What is being asked:
Rewrite the records below with every "Garden Salad" switched to "Caesar Salad" and everything else left unchanged, omitting the pictures.

Items from a dataset:
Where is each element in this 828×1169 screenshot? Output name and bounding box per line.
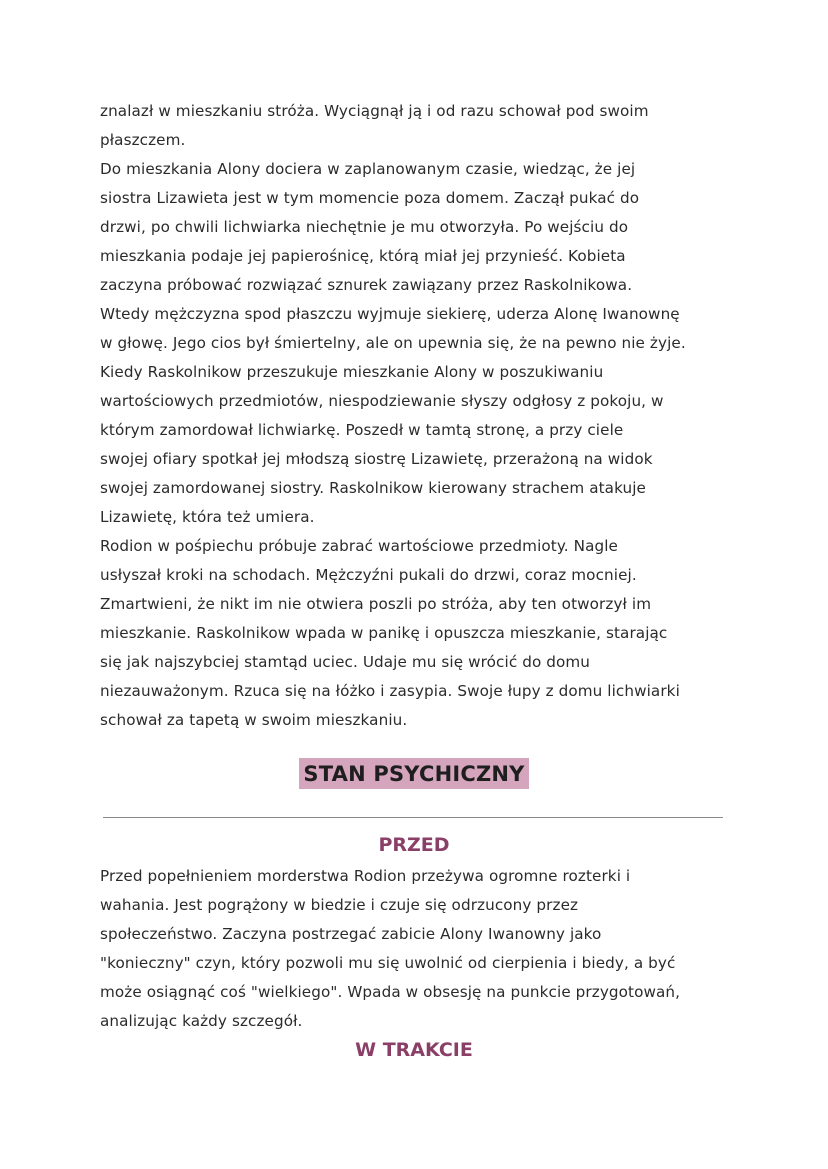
text-line: analizując każdy szczegół. [100,1012,303,1030]
text-line: Zmartwieni, że nikt im nie otwiera poszli po stróża, aby ten otworzył im [100,595,652,613]
horizontal-divider [103,817,723,818]
text-line: może osiągnąć coś "wielkiego". Wpada w obsesję na punkcie przygotowań, [100,983,681,1001]
text-line: którym zamordował lichwiarkę. Poszedł w tamtą stronę, a przy ciele [100,421,624,439]
text-line: swojej zamordowanej siostry. Raskolnikow kierowany strachem atakuje [100,479,646,497]
text-line: schował za tapetą w swoim mieszkaniu. [100,711,408,729]
przed-section [100,862,740,1036]
text-line: mieszkanie. Raskolnikow wpada w panikę i opuszcza mieszkanie, starając [100,624,668,642]
text-line: znalazł w mieszkaniu stróża. Wyciągnął ją i od razu schował pod swoim [100,102,649,120]
text-line: mieszkania podaje jej papierośnicę, którą miał jej przynieść. Kobieta [100,247,626,265]
text-line: drzwi, po chwili lichwiarka niechętnie je mu otworzyła. Po wejściu do [100,218,629,236]
text-line: "konieczny" czyn, który pozwoli mu się uwolnić od cierpienia i biedy, a być [100,954,676,972]
subheading-w-trakcie: W TRAKCIE [355,1039,473,1061]
text-line: się jak najszybciej stamtąd uciec. Udaje mu się wrócić do domu [100,653,591,671]
subheading-przed: PRZED [378,834,450,856]
text-line: niezauważonym. Rzuca się na łóżko i zasypia. Swoje łupy z domu lichwiarki [100,682,680,700]
text-line: siostra Lizawieta jest w tym momencie poza domem. Zaczął pukać do [100,189,640,207]
text-line: Wtedy mężczyzna spod płaszczu wyjmuje siekierę, uderza Alonę Iwanownę [100,305,680,323]
text-line: Do mieszkania Alony dociera w zaplanowanym czasie, wiedząc, że jej [100,160,636,178]
narrative-section [100,97,740,735]
text-line: swojej ofiary spotkał jej młodszą siostrę Lizawietę, przerażoną na widok [100,450,653,468]
text-line: Kiedy Raskolnikow przeszukuje mieszkanie Alony w poszukiwaniu [100,363,604,381]
text-line: Lizawietę, która też umiera. [100,508,315,526]
text-line: Rodion w pośpiechu próbuje zabrać wartościowe przedmioty. Nagle [100,537,618,555]
text-line: wahania. Jest pogrążony w biedzie i czuje się odrzucony przez [100,896,579,914]
text-line: płaszczem. [100,131,186,149]
text-line: Przed popełnieniem morderstwa Rodion przeżywa ogromne rozterki i [100,867,631,885]
text-line: w głowę. Jego cios był śmiertelny, ale on upewnia się, że na pewno nie żyje. [100,334,686,352]
text-line: wartościowych przedmiotów, niespodziewanie słyszy odgłosy z pokoju, w [100,392,664,410]
text-line: zaczyna próbować rozwiązać sznurek zawiązany przez Raskolnikowa. [100,276,633,294]
section-banner [0,758,828,789]
section-title: STAN PSYCHICZNY [299,758,528,789]
text-line: społeczeństwo. Zaczyna postrzegać zabicie Alony Iwanowny jako [100,925,602,943]
text-line: usłyszał kroki na schodach. Mężczyźni pukali do drzwi, coraz mocniej. [100,566,637,584]
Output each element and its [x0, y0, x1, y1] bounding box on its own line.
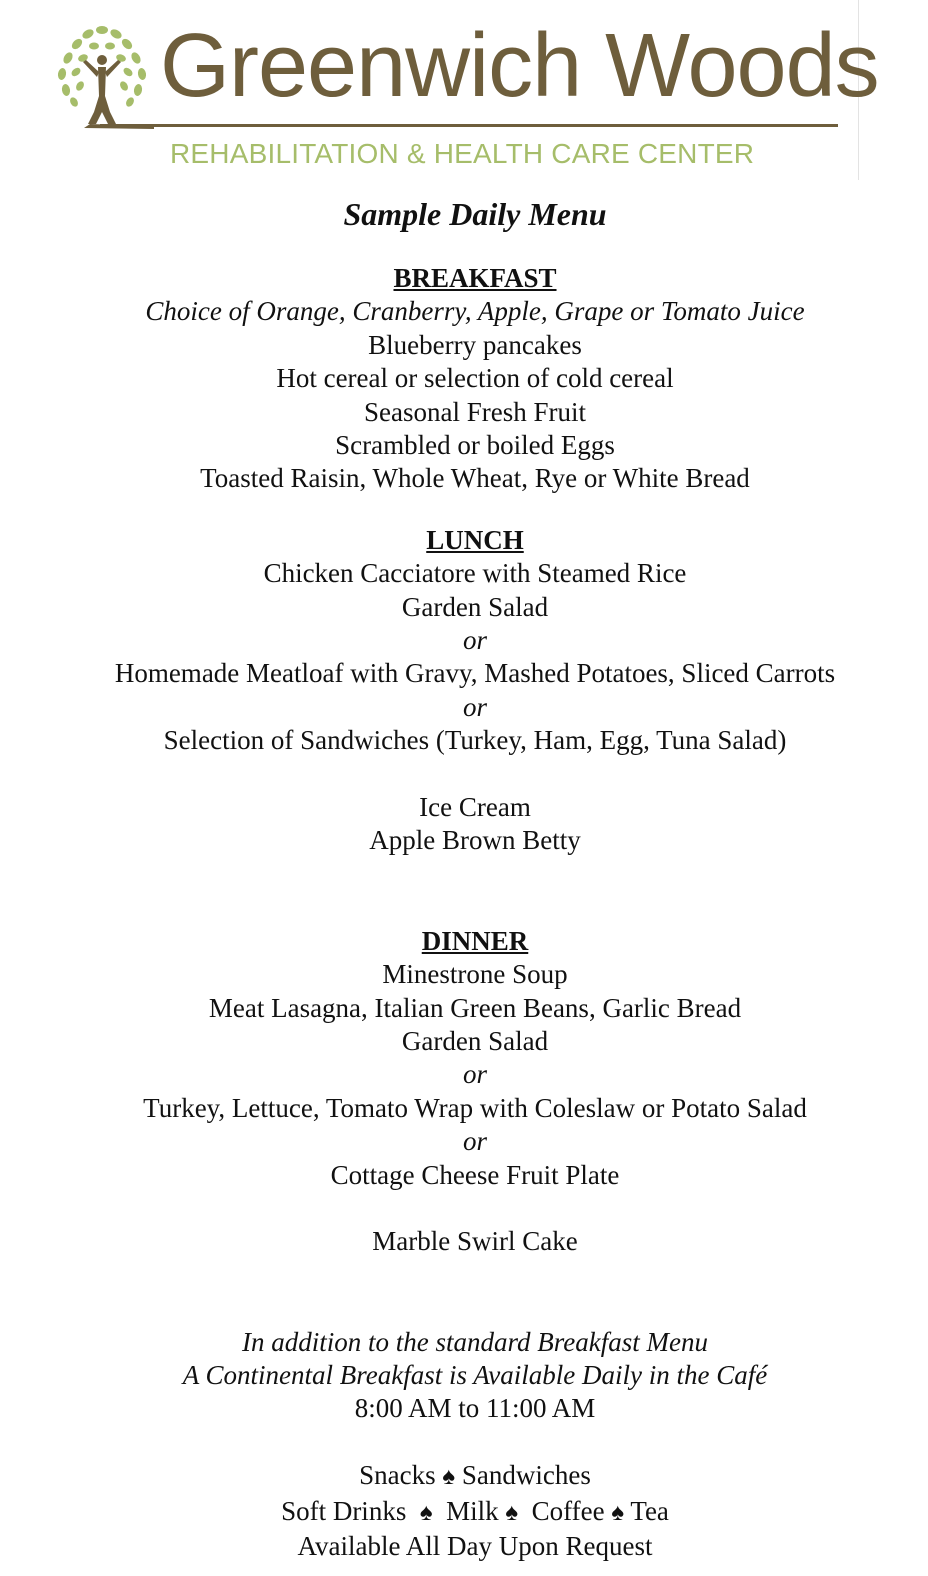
continental-hours: 8:00 AM to 11:00 AM — [354, 1393, 596, 1424]
snacks-line — [0, 1459, 928, 1494]
breakfast-item: Scrambled or boiled Eggs — [335, 430, 615, 461]
continental-note: A Continental Breakfast is Available Daily in the Café — [182, 1359, 768, 1390]
breakfast-item: Toasted Raisin, Whole Wheat, Rye or White Bread — [200, 463, 750, 494]
lunch-item: Chicken Cacciatore with Steamed Rice — [263, 558, 687, 589]
soft-drinks-label: Soft Drinks — [281, 1495, 407, 1526]
lunch-dessert: Apple Brown Betty — [369, 825, 581, 856]
brand-subtitle: REHABILITATION & HEALTH CARE CENTER — [170, 138, 755, 169]
spade-icon: ♠ — [442, 1464, 456, 1491]
dinner-heading: DINNER — [421, 925, 529, 956]
coffee-label: Coffee — [531, 1495, 605, 1526]
spade-icon: ♠ — [419, 1499, 433, 1526]
menu-body — [0, 262, 928, 1563]
dinner-item: Turkey, Lettuce, Tomato Wrap with Coleslaw or Potato Salad — [143, 1092, 807, 1123]
spade-icon: ♠ — [505, 1499, 519, 1526]
menu-title: Sample Daily Menu — [343, 196, 607, 232]
sandwiches-label: Sandwiches — [461, 1460, 591, 1491]
tea-label: Tea — [630, 1495, 669, 1526]
lunch-item: Homemade Meatloaf with Gravy, Mashed Potatoes, Sliced Carrots — [114, 658, 836, 689]
brand-name: Greenwich Woods — [160, 16, 879, 116]
spade-icon: ♠ — [611, 1499, 625, 1526]
breakfast-item: Choice of Orange, Cranberry, Apple, Grape or Tomato Juice — [145, 296, 805, 327]
lunch-dessert: Ice Cream — [419, 792, 531, 823]
lunch-or-separator: or — [462, 691, 487, 722]
dinner-or-separator: or — [462, 1126, 487, 1157]
drinks-line — [0, 1495, 928, 1530]
lunch-heading: LUNCH — [426, 524, 524, 555]
breakfast-item: Blueberry pancakes — [368, 329, 582, 360]
lunch-item: Selection of Sandwiches (Turkey, Ham, Egg, Tuna Salad) — [163, 725, 787, 756]
lunch-or-separator: or — [462, 625, 487, 656]
brand-underline — [100, 124, 838, 127]
dinner-or-separator: or — [462, 1059, 487, 1090]
dinner-item: Garden Salad — [401, 1025, 549, 1056]
lunch-item: Garden Salad — [401, 591, 549, 622]
dinner-dessert: Marble Swirl Cake — [372, 1226, 578, 1257]
availability-note: Available All Day Upon Request — [297, 1530, 653, 1561]
dinner-item: Meat Lasagna, Italian Green Beans, Garlic Bread — [208, 992, 742, 1023]
breakfast-item: Seasonal Fresh Fruit — [364, 396, 586, 427]
dinner-item: Minestrone Soup — [382, 959, 568, 990]
breakfast-item: Hot cereal or selection of cold cereal — [276, 363, 674, 394]
dinner-item: Cottage Cheese Fruit Plate — [330, 1159, 620, 1190]
snacks-label: Snacks — [359, 1460, 436, 1491]
tree-logo-icon — [50, 20, 154, 132]
milk-label: Milk — [446, 1495, 499, 1526]
continental-note: In addition to the standard Breakfast Menu — [242, 1326, 708, 1357]
breakfast-heading: BREAKFAST — [393, 263, 557, 293]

Exercise result:
Where is each element in this 828×1169 screenshot? Output name and bounding box per line.
text-line: analizując każdy szczegół. [100,1012,303,1030]
text-line: Zmartwieni, że nikt im nie otwiera poszli po stróża, aby ten otworzył im [100,595,652,613]
horizontal-divider [103,817,723,818]
text-line: może osiągnąć coś "wielkiego". Wpada w obsesję na punkcie przygotowań, [100,983,681,1001]
text-line: którym zamordował lichwiarkę. Poszedł w tamtą stronę, a przy ciele [100,421,624,439]
text-line: swojej zamordowanej siostry. Raskolnikow kierowany strachem atakuje [100,479,646,497]
text-line: schował za tapetą w swoim mieszkaniu. [100,711,408,729]
przed-section [100,862,740,1036]
text-line: mieszkanie. Raskolnikow wpada w panikę i opuszcza mieszkanie, starając [100,624,668,642]
text-line: znalazł w mieszkaniu stróża. Wyciągnął ją i od razu schował pod swoim [100,102,649,120]
text-line: mieszkania podaje jej papierośnicę, którą miał jej przynieść. Kobieta [100,247,626,265]
text-line: drzwi, po chwili lichwiarka niechętnie je mu otworzyła. Po wejściu do [100,218,629,236]
text-line: "konieczny" czyn, który pozwoli mu się uwolnić od cierpienia i biedy, a być [100,954,676,972]
subheading-w-trakcie: W TRAKCIE [355,1039,473,1061]
text-line: się jak najszybciej stamtąd uciec. Udaje mu się wrócić do domu [100,653,591,671]
subheading-przed: PRZED [378,834,450,856]
text-line: niezauważonym. Rzuca się na łóżko i zasypia. Swoje łupy z domu lichwiarki [100,682,680,700]
text-line: siostra Lizawieta jest w tym momencie poza domem. Zaczął pukać do [100,189,640,207]
text-line: Wtedy mężczyzna spod płaszczu wyjmuje siekierę, uderza Alonę Iwanownę [100,305,680,323]
text-line: Do mieszkania Alony dociera w zaplanowanym czasie, wiedząc, że jej [100,160,636,178]
narrative-section [100,97,740,735]
text-line: swojej ofiary spotkał jej młodszą siostrę Lizawietę, przerażoną na widok [100,450,653,468]
text-line: Kiedy Raskolnikow przeszukuje mieszkanie Alony w poszukiwaniu [100,363,604,381]
text-line: Lizawietę, która też umiera. [100,508,315,526]
text-line: Rodion w pośpiechu próbuje zabrać wartościowe przedmioty. Nagle [100,537,618,555]
text-line: wahania. Jest pogrążony w biedzie i czuje się odrzucony przez [100,896,579,914]
text-line: płaszczem. [100,131,186,149]
text-line: Przed popełnieniem morderstwa Rodion przeżywa ogromne rozterki i [100,867,631,885]
text-line: w głowę. Jego cios był śmiertelny, ale on upewnia się, że na pewno nie żyje. [100,334,686,352]
text-line: wartościowych przedmiotów, niespodziewanie słyszy odgłosy z pokoju, w [100,392,664,410]
text-line: zaczyna próbować rozwiązać sznurek zawiązany przez Raskolnikowa. [100,276,633,294]
section-banner [0,758,828,789]
section-title: STAN PSYCHICZNY [299,758,528,789]
text-line: społeczeństwo. Zaczyna postrzegać zabicie Alony Iwanowny jako [100,925,602,943]
text-line: usłyszał kroki na schodach. Mężczyźni pukali do drzwi, coraz mocniej. [100,566,637,584]
Output each element and its [x0, y0, x1, y1] bounding box on its own line.
continental-hours: 8:00 AM to 11:00 AM — [354, 1393, 596, 1424]
snacks-line — [0, 1459, 928, 1494]
breakfast-item: Scrambled or boiled Eggs — [335, 430, 615, 461]
continental-note: A Continental Breakfast is Available Daily in the Café — [182, 1359, 768, 1390]
breakfast-item: Toasted Raisin, Whole Wheat, Rye or White Bread — [200, 463, 750, 494]
lunch-item: Chicken Cacciatore with Steamed Rice — [263, 558, 687, 589]
soft-drinks-label: Soft Drinks — [281, 1495, 407, 1526]
lunch-dessert: Apple Brown Betty — [369, 825, 581, 856]
brand-subtitle: REHABILITATION & HEALTH CARE CENTER — [170, 138, 755, 169]
spade-icon: ♠ — [442, 1464, 456, 1491]
dinner-heading: DINNER — [421, 925, 529, 956]
coffee-label: Coffee — [531, 1495, 605, 1526]
spade-icon: ♠ — [419, 1499, 433, 1526]
menu-body — [0, 262, 928, 1563]
dinner-item: Turkey, Lettuce, Tomato Wrap with Coleslaw or Potato Salad — [143, 1092, 807, 1123]
spade-icon: ♠ — [505, 1499, 519, 1526]
menu-title: Sample Daily Menu — [343, 196, 607, 232]
sandwiches-label: Sandwiches — [461, 1460, 591, 1491]
tea-label: Tea — [630, 1495, 669, 1526]
lunch-item: Homemade Meatloaf with Gravy, Mashed Potatoes, Sliced Carrots — [114, 658, 836, 689]
brand-name: Greenwich Woods — [160, 16, 879, 116]
spade-icon: ♠ — [611, 1499, 625, 1526]
breakfast-item: Choice of Orange, Cranberry, Apple, Grape or Tomato Juice — [145, 296, 805, 327]
lunch-dessert: Ice Cream — [419, 792, 531, 823]
lunch-or-separator: or — [462, 691, 487, 722]
dinner-or-separator: or — [462, 1126, 487, 1157]
drinks-line — [0, 1495, 928, 1530]
lunch-heading: LUNCH — [426, 524, 524, 555]
breakfast-item: Blueberry pancakes — [368, 329, 582, 360]
lunch-item: Selection of Sandwiches (Turkey, Ham, Egg, Tuna Salad) — [163, 725, 787, 756]
lunch-or-separator: or — [462, 625, 487, 656]
brand-underline — [100, 124, 838, 127]
dinner-or-separator: or — [462, 1059, 487, 1090]
dinner-item: Caesar Salad — [401, 1025, 549, 1056]
lunch-item: Caesar Salad — [401, 591, 549, 622]
dinner-dessert: Marble Swirl Cake — [372, 1226, 578, 1257]
availability-note: Available All Day Upon Request — [297, 1530, 653, 1561]
dinner-item: Meat Lasagna, Italian Green Beans, Garlic Bread — [208, 992, 742, 1023]
breakfast-item: Seasonal Fresh Fruit — [364, 396, 586, 427]
dinner-item: Minestrone Soup — [382, 959, 568, 990]
breakfast-item: Hot cereal or selection of cold cereal — [276, 363, 674, 394]
dinner-item: Cottage Cheese Fruit Plate — [330, 1159, 620, 1190]
snacks-label: Snacks — [359, 1460, 436, 1491]
tree-logo-icon — [50, 20, 154, 132]
milk-label: Milk — [446, 1495, 499, 1526]
continental-note: In addition to the standard Breakfast Menu — [242, 1326, 708, 1357]
breakfast-heading: BREAKFAST — [393, 263, 557, 293]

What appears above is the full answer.